Kutipan Terpilih
# # #

TRIBUNNEWS.COM, JAKARTA - Jumlah dana masyarakat yang diduga diselewengkan oleh para petinggi dan mantan petinggi Yayasan Aksi Cepat Tanggap (ACT) ternyata lebih banyak dari yang selama ini diungkapkan polisi.
Dari hasil penelusuran Pusat Pelaporan dan Analisis Transaksi Keuangan (PPATK), dana yang masuk ke rekening milik Yayasan ACT mencapai Rp 1,7 triliun.
Namun, setengahnya justru kemudian mengalir ke kantong pribadi atau entitas yang masih terafiliasi pihak-pihak di ACT.
Nilainya hampir separuh dari dana masuk atau sekitar Rp 850 miliar.
”Jadi PPATK melihat ada Rp 1,7 triliun uang mengalir ke ACT, dan kita melihat lebih dari 50 persennya itu mengalir entitas yang terafiliasi kepada pihak-pihak pribadi,” kata Kepala PPATK, Ivan Yustiavandana usai bertemu Menteri Sosial Tri Rismaharini di kantor Kementerian Sosial (Kemensos), Kamis (4/8/2022).

# # #

Tujuan 1
Jawab pertanyaan berikut berdasarkan berita tentang dana Yayasan ACT.
(a) Menurut penelusuran PPATK, berapa jumlah dana yang masuk ke rekening milik Yayasan ACT?
(b) Sekitar berapa nilai dana yang mengalir ke kantong pribadi atau entitas yang terafiliasi pihak-pihak di ACT?
(c) Dengan siapa Kepala PPATK, Ivan Yustiavandana, bertemu di kantor Kementerian Sosial?
Tujuan 2
Ulangi kata demi kata bagian berita tentang dana Yayasan ACT, dimulai dari kata-kata yang memuat "TRIBUNNEWS.COM, JAKARTA - Jumlah" dan berhenti setelah "pihak-pihak di ACT.".
Data ini diambil dari sumber yang berbeda.

Data Mentah
# # #

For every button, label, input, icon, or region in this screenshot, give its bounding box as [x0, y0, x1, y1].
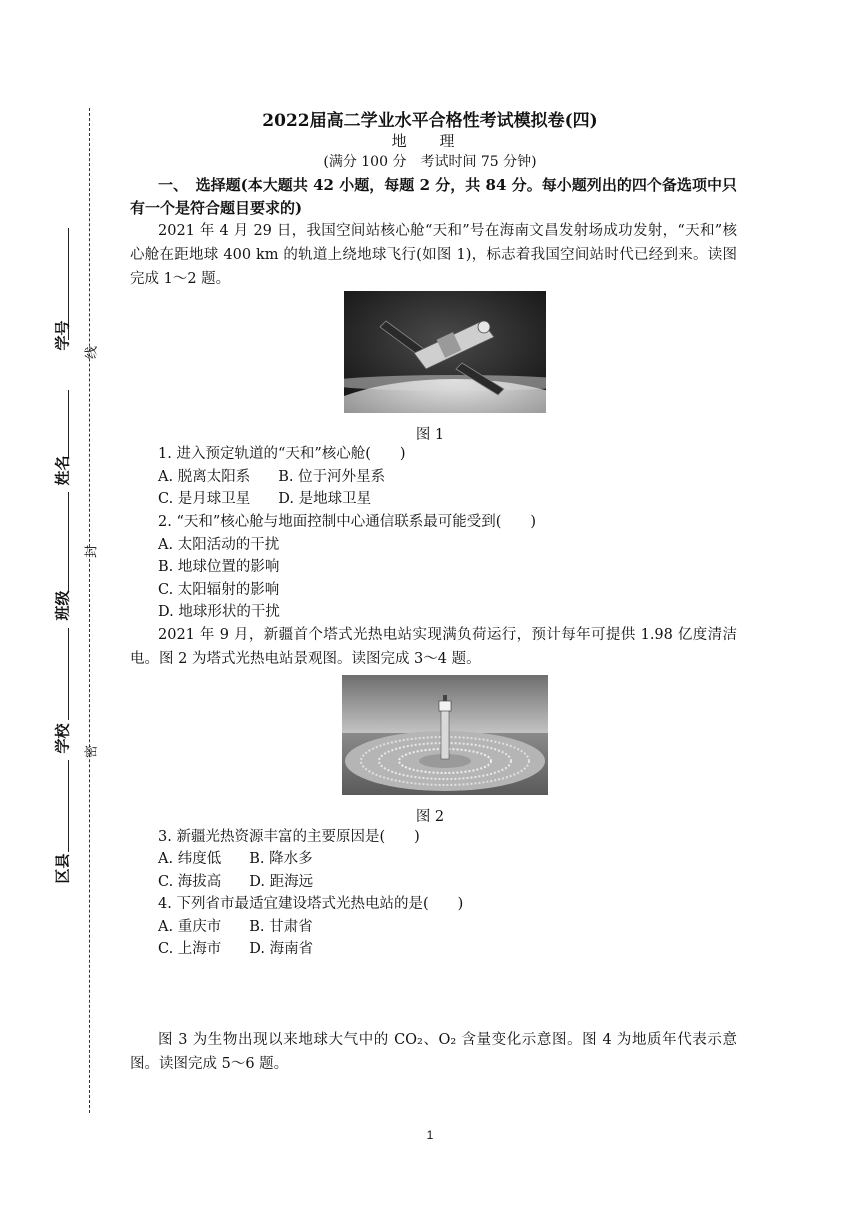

# # #

Jawaban Lengkap 1
(a) Rp 1,7 triliun.
(b) Sekitar Rp 850 miliar.
(c) Menteri Sosial Tri Rismaharini.

Jawaban Lengkap 2
TRIBUNNEWS.COM, JAKARTA - Jumlah dana masyarakat yang diduga diselewengkan oleh para petinggi dan mantan petinggi Yayasan Aksi Cepat Tanggap (ACT) ternyata lebih banyak dari yang selama ini diungkapkan polisi.
Dari hasil penelusuran Pusat Pelaporan dan Analisis Transaksi Keuangan (PPATK), dana yang masuk ke rekening milik Yayasan ACT mencapai Rp 1,7 triliun.
Namun, setengahnya justru kemudian mengalir ke kantong pribadi atau entitas yang masih terafiliasi pihak-pihak di ACT.